DATA SECTION -
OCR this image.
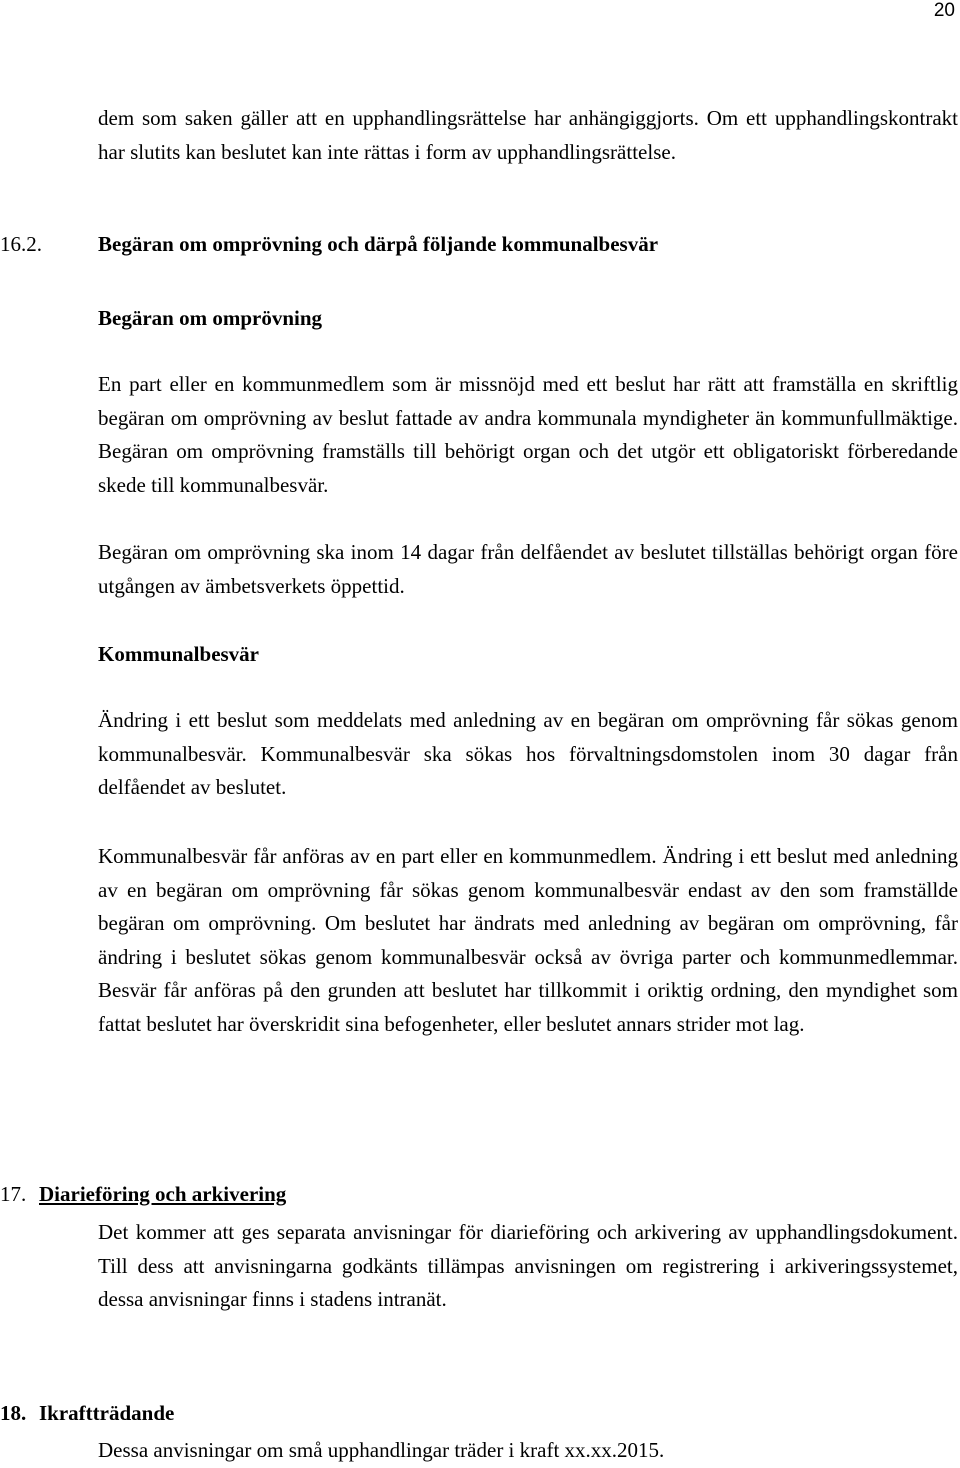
20
dem som saken gäller att en upphandlingsrättelse har anhängiggjorts. Om ett upphandlingskontrakt har slutits kan beslutet kan inte rättas i form av upphandlingsrättelse.
16.2.	Begäran om omprövning och därpå följande kommunalbesvär
Begäran om omprövning
En part eller en kommunmedlem som är missnöjd med ett beslut har rätt att framställa en skriftlig begäran om omprövning av beslut fattade av andra kommunala myndigheter än kommunfullmäktige. Begäran om omprövning framställs till behörigt organ och det utgör ett obligatoriskt förberedande skede till kommunalbesvär.
Begäran om omprövning ska inom 14 dagar från delfåendet av beslutet tillställas behörigt organ före utgången av ämbetsverkets öppettid.
Kommunalbesvär
Ändring i ett beslut som meddelats med anledning av en begäran om omprövning får sökas genom kommunalbesvär. Kommunalbesvär ska sökas hos förvaltningsdomstolen inom 30 dagar från delfåendet av beslutet.
Kommunalbesvär får anföras av en part eller en kommunmedlem. Ändring i ett beslut med anledning av en begäran om omprövning får sökas genom kommunalbesvär endast av den som framställde begäran om omprövning. Om beslutet har ändrats med anledning av begäran om omprövning, får ändring i beslutet sökas genom kommunalbesvär också av övriga parter och kommunmedlemmar. Besvär får anföras på den grunden att beslutet har tillkommit i oriktig ordning, den myndighet som fattat beslutet har överskridit sina befogenheter, eller beslutet annars strider mot lag.
17. Diarieföring och arkivering
Det kommer att ges separata anvisningar för diarieföring och arkivering av upphandlingsdokument. Till dess att anvisningarna godkänts tillämpas anvisningen om registrering i arkiveringssystemet, dessa anvisningar finns i stadens intranät.
18. Ikraftträdande
Dessa anvisningar om små upphandlingar träder i kraft xx.xx.2015.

WORK TO BE COMPLETED - The lines in the listing that include the word "arkivering" are to be counted; give only that number.

RESPONSE AREA - 2